# [Texte fourni]
------------

La question foncière a été un des principaux enjeux de la guerre de libération qui a permis en 1980 la naissance du Zimbabwe sur les cendres de la Rhodésie. La situation foncière était alors caricaturale: 6.000 propriétaires terriens blancs se partageaient la moitié des terres arables du pays et accaparaient 90% des meilleurs sols, tandis que la population noire, à 80% rurale, vivait sur des terres improductives et érodées, parquée dans des réserves, les Tribal Trust Areas (TTA), devenues aujourd’hui les terres communautaires.
Le nouveau pouvoir 1 issu de l’indépendance lança un ambitieux programme de réforme agraire afin de corriger le déséquilibre foncier et social issu du système d’apartheid qui était à la base de l’économie de la Rhodésie. 10% des terres arables occupées par des fermes commerciales aux mains de blancs passèrent sous le régime foncier des Resettlement Schemes, chaque ferme étant redistribuée à plusieurs centaines de familles. Durant les 10 années du Land Resettlement Programme, les terres étaient rachetées par l’Etat à leurs propriétaires dans le cadre de ventes de plein gré et distribuées ensuite à des familles indigènes: 5ha de terres arables par famille, auxquels s’ajoutaient des droits sur surfaces complémentaires en pâture différents suivant les régions. 58.000 familles ont ainsi été réinstallées dans les dix-huit mois qui ont suivi l’indépendance.

------------

# [Informations extraites]
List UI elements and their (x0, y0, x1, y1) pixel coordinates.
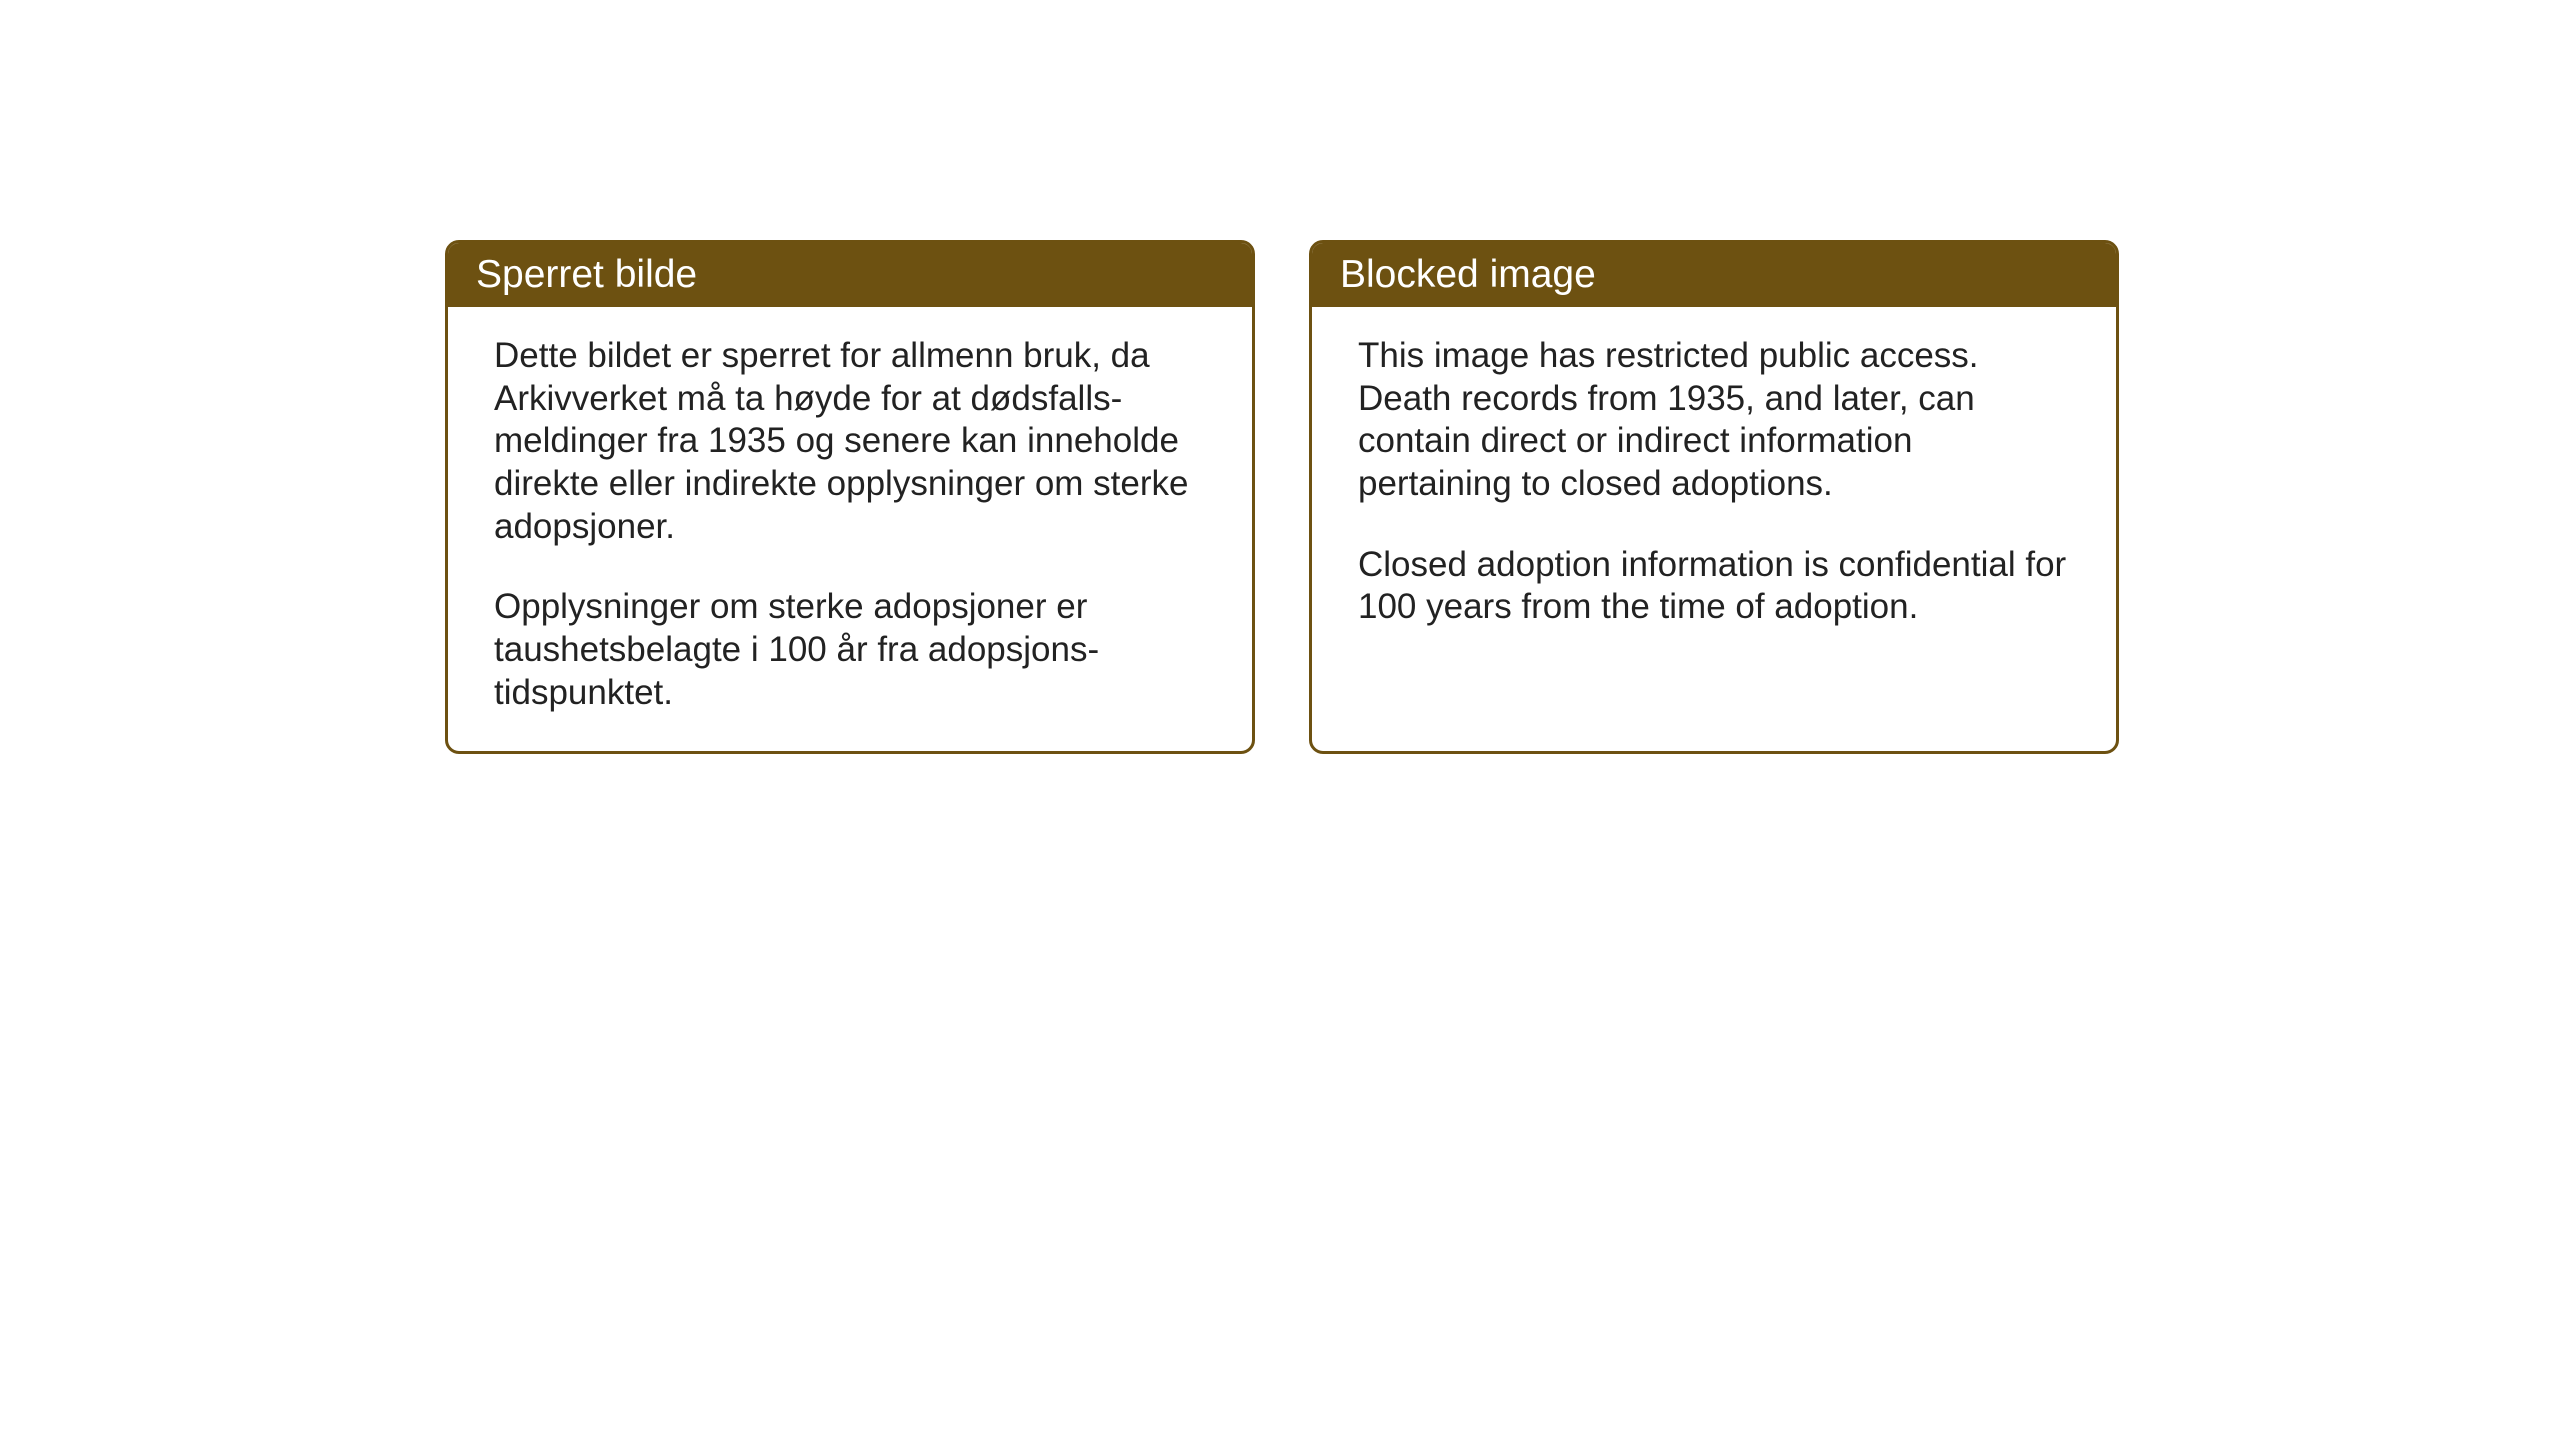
card-paragraph-2-english: Closed adoption information is confident… (1358, 544, 2070, 629)
card-header-norwegian: Sperret bilde (448, 243, 1252, 307)
card-title-english: Blocked image (1340, 253, 1596, 296)
card-body-norwegian: Dette bildet er sperret for allmenn bruk… (448, 307, 1252, 751)
notice-card-norwegian: Sperret bilde Dette bildet er sperret fo… (445, 240, 1255, 754)
card-title-norwegian: Sperret bilde (476, 253, 697, 296)
card-paragraph-1-english: This image has restricted public access.… (1358, 335, 2070, 506)
notice-card-english: Blocked image This image has restricted … (1309, 240, 2119, 754)
card-paragraph-1-norwegian: Dette bildet er sperret for allmenn bruk… (494, 335, 1206, 548)
card-paragraph-2-norwegian: Opplysninger om sterke adopsjoner er tau… (494, 586, 1206, 714)
card-body-english: This image has restricted public access.… (1312, 307, 2116, 665)
notice-cards-container: Sperret bilde Dette bildet er sperret fo… (445, 240, 2119, 754)
card-header-english: Blocked image (1312, 243, 2116, 307)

------------

# [Liste des tâches]
1. D'après le texte sur la question foncière au Zimbabwe, combien de familles ont été réinstallées dans les dix-huit mois qui ont suivi l'indépendance ?
2. Poursuivez le texte sur la question foncière au Zimbabwe après sa dernière phrase.
Vous n'aurez pas besoin de la liste.

# [Réponses par tâche]
1. 58.000 familles.

2.
Mais cette intervention restait tout à fait insuffisante. Malgré les redistributions, le nombre de paysans sans terre avait augmenté. Les nouvelles exploitations n’avaient pas bénéficié des mesures d’accompagnement qui auraient été nécessaires (intrants et semences, prêts avantageux, vulgarisation …) ni d’une politique agricole cohérente qui aurait permis leur développement et prouvé l’efficacité et le bien fondé de la réforme. Les grandes fermes commerciales continuaient à contrôler respectivement 73 et 66% des meilleures terres du pays, de qualité I et II 2, alors que les exploitations du Resettlement Scheme n’en contrôlaient que 4 et 6% et les petites exploitations commerciales (en majorité aux mains de producteurs indigènes) 1 et 4% 3.
Dans les Resettlement schemes, l’Etat a gardé la propriété du foncier, et accordé aux bénéficiaires de la réforme agraire des droits d’usufruit grâce à trois permis de cultiver, de résidence et de pâturage, astreignants et restrictifs, que les paysans pouvaient perdre à tout moment. L’insécurité de l’accès au foncier, le faible encadrement technique et l’absence d’investissements se sont traduit par des rendements agricoles particulièrement faibles et la production (blé, maïs, arachides) a été essentiellement destinée à l’auto-consommation et au marché intérieur.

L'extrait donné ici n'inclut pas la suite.